Your instructions:
Print out every entry that follows, exactly as written.

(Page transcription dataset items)
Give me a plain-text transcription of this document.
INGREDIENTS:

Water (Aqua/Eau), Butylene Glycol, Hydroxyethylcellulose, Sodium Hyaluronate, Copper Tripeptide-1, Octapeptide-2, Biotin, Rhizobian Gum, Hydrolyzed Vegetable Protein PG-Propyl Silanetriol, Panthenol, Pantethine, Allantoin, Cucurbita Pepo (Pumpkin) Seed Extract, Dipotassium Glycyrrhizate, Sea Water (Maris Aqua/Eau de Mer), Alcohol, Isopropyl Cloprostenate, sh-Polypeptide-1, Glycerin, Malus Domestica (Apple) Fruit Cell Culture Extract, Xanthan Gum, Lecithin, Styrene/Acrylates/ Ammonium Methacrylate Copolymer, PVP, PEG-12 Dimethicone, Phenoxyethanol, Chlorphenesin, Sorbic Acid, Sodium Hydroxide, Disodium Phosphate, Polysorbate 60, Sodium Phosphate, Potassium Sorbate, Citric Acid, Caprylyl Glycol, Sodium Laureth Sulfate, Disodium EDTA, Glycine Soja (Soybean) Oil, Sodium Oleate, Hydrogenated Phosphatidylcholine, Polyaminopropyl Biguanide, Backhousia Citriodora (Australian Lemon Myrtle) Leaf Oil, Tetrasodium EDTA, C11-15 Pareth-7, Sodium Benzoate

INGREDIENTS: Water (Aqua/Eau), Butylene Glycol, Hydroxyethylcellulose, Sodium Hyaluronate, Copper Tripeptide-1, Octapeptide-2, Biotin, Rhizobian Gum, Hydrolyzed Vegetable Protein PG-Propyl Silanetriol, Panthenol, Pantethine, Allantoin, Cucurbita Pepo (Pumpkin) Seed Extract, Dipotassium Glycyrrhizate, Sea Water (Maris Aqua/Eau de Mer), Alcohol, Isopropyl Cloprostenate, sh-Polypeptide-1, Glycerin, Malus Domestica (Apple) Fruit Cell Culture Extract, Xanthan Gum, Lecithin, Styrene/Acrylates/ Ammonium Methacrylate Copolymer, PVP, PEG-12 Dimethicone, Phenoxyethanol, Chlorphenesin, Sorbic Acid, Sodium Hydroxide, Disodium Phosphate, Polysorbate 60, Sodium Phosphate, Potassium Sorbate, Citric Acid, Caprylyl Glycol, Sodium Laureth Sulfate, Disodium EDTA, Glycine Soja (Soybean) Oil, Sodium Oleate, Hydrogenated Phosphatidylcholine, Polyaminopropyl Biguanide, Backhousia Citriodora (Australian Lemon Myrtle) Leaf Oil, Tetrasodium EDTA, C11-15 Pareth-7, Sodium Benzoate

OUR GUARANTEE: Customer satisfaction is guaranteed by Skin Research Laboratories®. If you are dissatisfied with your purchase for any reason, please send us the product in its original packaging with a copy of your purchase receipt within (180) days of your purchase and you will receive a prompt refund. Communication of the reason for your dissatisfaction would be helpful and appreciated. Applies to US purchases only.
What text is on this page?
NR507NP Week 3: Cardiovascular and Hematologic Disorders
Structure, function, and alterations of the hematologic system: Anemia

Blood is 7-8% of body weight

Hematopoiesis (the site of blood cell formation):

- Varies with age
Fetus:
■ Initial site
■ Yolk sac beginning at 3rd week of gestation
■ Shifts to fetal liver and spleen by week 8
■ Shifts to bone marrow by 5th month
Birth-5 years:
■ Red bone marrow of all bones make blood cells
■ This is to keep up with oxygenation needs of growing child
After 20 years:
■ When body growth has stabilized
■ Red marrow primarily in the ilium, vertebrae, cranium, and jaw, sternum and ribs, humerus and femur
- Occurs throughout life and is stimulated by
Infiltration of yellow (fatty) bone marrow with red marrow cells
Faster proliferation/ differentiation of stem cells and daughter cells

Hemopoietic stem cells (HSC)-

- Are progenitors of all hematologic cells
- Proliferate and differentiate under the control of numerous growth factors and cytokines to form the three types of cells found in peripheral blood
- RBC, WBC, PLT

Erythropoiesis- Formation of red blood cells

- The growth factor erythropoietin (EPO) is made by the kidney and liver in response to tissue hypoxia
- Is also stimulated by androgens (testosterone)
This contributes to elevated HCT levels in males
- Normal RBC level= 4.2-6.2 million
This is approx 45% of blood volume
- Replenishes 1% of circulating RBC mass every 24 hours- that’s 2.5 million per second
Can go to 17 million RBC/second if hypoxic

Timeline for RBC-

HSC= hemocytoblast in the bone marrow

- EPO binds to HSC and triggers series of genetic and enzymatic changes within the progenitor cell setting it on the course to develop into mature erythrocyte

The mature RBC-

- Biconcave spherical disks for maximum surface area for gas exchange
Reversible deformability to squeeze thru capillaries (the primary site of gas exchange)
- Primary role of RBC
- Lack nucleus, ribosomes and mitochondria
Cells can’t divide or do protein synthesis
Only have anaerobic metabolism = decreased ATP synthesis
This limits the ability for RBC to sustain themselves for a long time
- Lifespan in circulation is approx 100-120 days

Answer box:
Give me a plain-text transcription of this document.
INGREDIENTS:

Water (Aqua/Eau), Butylene Glycol, Hydroxyethylcellulose, Sodium Hyaluronate, Copper Tripeptide-1, Octapeptide-2, Biotin, Rhizobian Gum, Hydrolyzed Vegetable Protein PG-Propyl Silanetriol, Panthenol, Pantethine, Allantoin, Cucurbita Pepo (Pumpkin) Seed Extract, Dipotassium Glycyrrhizate, Sea Water (Maris Aqua/Eau de Mer), Alcohol, Isopropyl Cloprostenate, sh-Polypeptide-1, Glycerin, Malus Domestica (Apple) Fruit Cell Culture Extract, Xanthan Gum, Lecithin, Styrene/Acrylates/ Ammonium Methacrylate Copolymer, PVP, PEG-12 Dimethicone, Phenoxyethanol, Chlorphenesin, Sorbic Acid, Sodium Hydroxide, Disodium Phosphate, Polysorbate 60, Sodium Phosphate, Potassium Sorbate, Citric Acid, Caprylyl Glycol, Sodium Laureth Sulfate, Disodium EDTA, Glycine Soja (Soybean) Oil, Sodium Oleate, Hydrogenated Phosphatidylcholine, Polyaminopropyl Biguanide, Backhousia Citriodora (Australian Lemon Myrtle) Leaf Oil, Tetrasodium EDTA, C11-15 Pareth-7, Sodium Benzoate

INGREDIENTS: Water (Aqua/Eau), Butylene Glycol, Hydroxyethylcellulose, Sodium Hyaluronate, Copper Tripeptide-1, Octapeptide-2, Biotin, Rhizobian Gum, Hydrolyzed Vegetable Protein PG-Propyl Silanetriol, Panthenol, Pantethine, Allantoin, Cucurbita Pepo (Pumpkin) Seed Extract, Dipotassium Glycyrrhizate, Sea Water (Maris Aqua/Eau de Mer), Alcohol, Isopropyl Cloprostenate, sh-Polypeptide-1, Glycerin, Malus Domestica (Apple) Fruit Cell Culture Extract, Xanthan Gum, Lecithin, Styrene/Acrylates/ Ammonium Methacrylate Copolymer, PVP, PEG-12 Dimethicone, Phenoxyethanol, Chlorphenesin, Sorbic Acid, Sodium Hydroxide, Disodium Phosphate, Polysorbate 60, Sodium Phosphate, Potassium Sorbate, Citric Acid, Caprylyl Glycol, Sodium Laureth Sulfate, Disodium EDTA, Glycine Soja (Soybean) Oil, Sodium Oleate, Hydrogenated Phosphatidylcholine, Polyaminopropyl Biguanide, Backhousia Citriodora (Australian Lemon Myrtle) Leaf Oil, Tetrasodium EDTA, C11-15 Pareth-7, Sodium Benzoate

OUR GUARANTEE: Customer satisfaction is guaranteed by Skin Research Laboratories®. If you are dissatisfied with your purchase for any reason, please send us the product in its original packaging with a copy of your purchase receipt within (180) days of your purchase and you will receive a prompt refund. Communication of the reason for your dissatisfaction would be helpful and appreciated. Applies to US purchases only.
What text is on this page?
NR507NP Week 3: Cardiovascular and Hematologic Disorders
Structure, function, and alterations of the hematologic system: Anemia

Blood is 7-8% of body weight

Hematopoiesis (the site of blood cell formation):

- Varies with age
Fetus:
■ Initial site
■ Yolk sac beginning at 3rd week of gestation
■ Shifts to fetal liver and spleen by week 8
■ Shifts to bone marrow by 5th month
Birth-5 years:
■ Red bone marrow of all bones make blood cells
■ This is to keep up with oxygenation needs of growing child
After 20 years:
■ When body growth has stabilized
■ Red marrow primarily in the ilium, vertebrae, cranium, and jaw, sternum and ribs, humerus and femur
- Occurs throughout life and is stimulated by
Infiltration of yellow (fatty) bone marrow with red marrow cells
Faster proliferation/ differentiation of stem cells and daughter cells

Hemopoietic stem cells (HSC)-

- Are progenitors of all hematologic cells
- Proliferate and differentiate under the control of numerous growth factors and cytokines to form the three types of cells found in peripheral blood
- RBC, WBC, PLT

Erythropoiesis- Formation of red blood cells

- The growth factor erythropoietin (EPO) is made by the kidney and liver in response to tissue hypoxia
- Is also stimulated by androgens (testosterone)
This contributes to elevated HCT levels in males
- Normal RBC level= 4.2-6.2 million
This is approx 45% of blood volume
- Replenishes 1% of circulating RBC mass every 24 hours- that’s 2.5 million per second
Can go to 17 million RBC/second if hypoxic

Timeline for RBC-

HSC= hemocytoblast in the bone marrow

- EPO binds to HSC and triggers series of genetic and enzymatic changes within the progenitor cell setting it on the course to develop into mature erythrocyte

The mature RBC-

- Biconcave spherical disks for maximum surface area for gas exchange
Reversible deformability to squeeze thru capillaries (the primary site of gas exchange)
- Primary role of RBC
- Lack nucleus, ribosomes and mitochondria
Cells can’t divide or do protein synthesis
Only have anaerobic metabolism = decreased ATP synthesis
This limits the ability for RBC to sustain themselves for a long time
- Lifespan in circulation is approx 100-120 days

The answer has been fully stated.